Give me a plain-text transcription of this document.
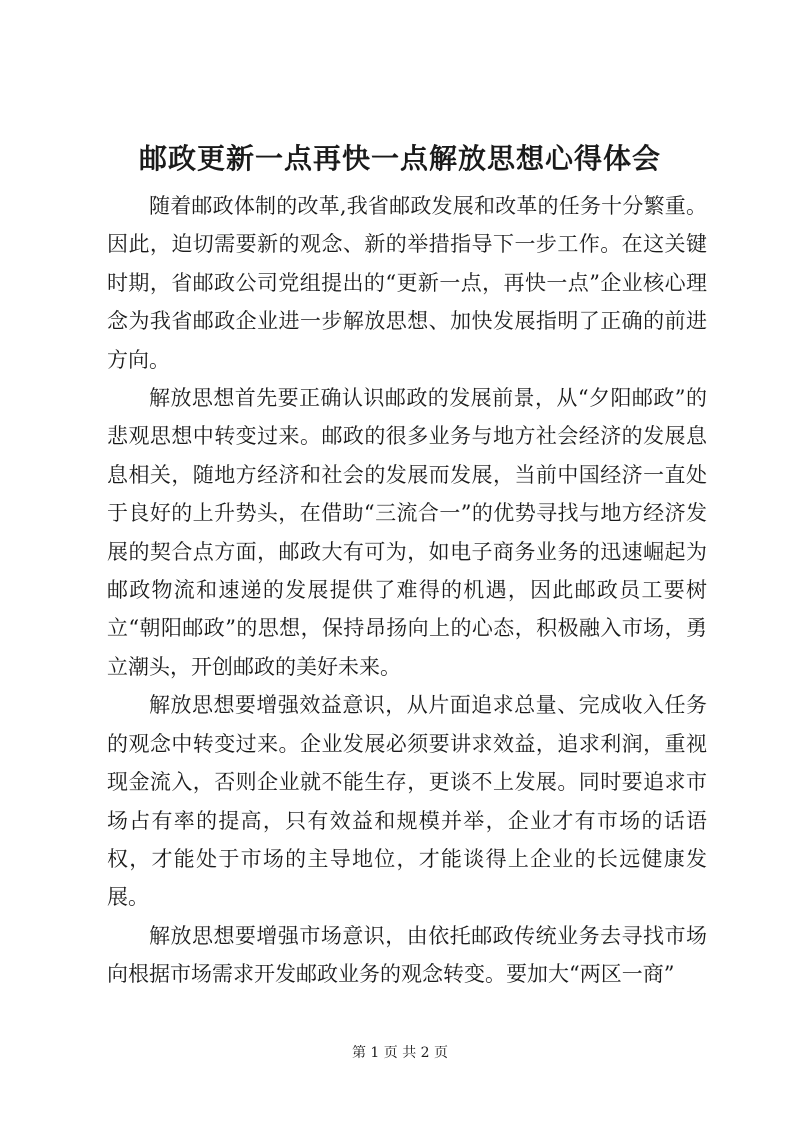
邮政更新一点再快一点解放思想心得体会

随着邮政体制的改革,我省邮政发展和改革的任务十分繁重。因此，迫切需要新的观念、新的举措指导下一步工作。在这关键时期，省邮政公司党组提出的“更新一点，再快一点”企业核心理念为我省邮政企业进一步解放思想、加快发展指明了正确的前进方向。

解放思想首先要正确认识邮政的发展前景，从“夕阳邮政”的悲观思想中转变过来。邮政的很多业务与地方社会经济的发展息息相关，随地方经济和社会的发展而发展，当前中国经济一直处于良好的上升势头，在借助“三流合一”的优势寻找与地方经济发展的契合点方面，邮政大有可为，如电子商务业务的迅速崛起为邮政物流和速递的发展提供了难得的机遇，因此邮政员工要树立“朝阳邮政”的思想，保持昂扬向上的心态，积极融入市场，勇立潮头，开创邮政的美好未来。

解放思想要增强效益意识，从片面追求总量、完成收入任务的观念中转变过来。企业发展必须要讲求效益，追求利润，重视现金流入，否则企业就不能生存，更谈不上发展。同时要追求市场占有率的提高，只有效益和规模并举，企业才有市场的话语权，才能处于市场的主导地位，才能谈得上企业的长远健康发展。

解放思想要增强市场意识，由依托邮政传统业务去寻找市场向根据市场需求开发邮政业务的观念转变。要加大“两区一商”

第 1 页 共 2 页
· · · ·
WHAT YOU HAVE TO DO :: Word for word, quote the full listing, omitting every picture.

RESPONSE TO THIS EXERCISE ::
Give me a plain-text transcription of this document.
邮政更新一点再快一点解放思想心得体会

随着邮政体制的改革,我省邮政发展和改革的任务十分繁重。因此，迫切需要新的观念、新的举措指导下一步工作。在这关键时期，省邮政公司党组提出的“更新一点，再快一点”企业核心理念为我省邮政企业进一步解放思想、加快发展指明了正确的前进方向。

解放思想首先要正确认识邮政的发展前景，从“夕阳邮政”的悲观思想中转变过来。邮政的很多业务与地方社会经济的发展息息相关，随地方经济和社会的发展而发展，当前中国经济一直处于良好的上升势头，在借助“三流合一”的优势寻找与地方经济发展的契合点方面，邮政大有可为，如电子商务业务的迅速崛起为邮政物流和速递的发展提供了难得的机遇，因此邮政员工要树立“朝阳邮政”的思想，保持昂扬向上的心态，积极融入市场，勇立潮头，开创邮政的美好未来。

解放思想要增强效益意识，从片面追求总量、完成收入任务的观念中转变过来。企业发展必须要讲求效益，追求利润，重视现金流入，否则企业就不能生存，更谈不上发展。同时要追求市场占有率的提高，只有效益和规模并举，企业才有市场的话语权，才能处于市场的主导地位，才能谈得上企业的长远健康发展。

解放思想要增强市场意识，由依托邮政传统业务去寻找市场向根据市场需求开发邮政业务的观念转变。要加大“两区一商”

第 1 页 共 2 页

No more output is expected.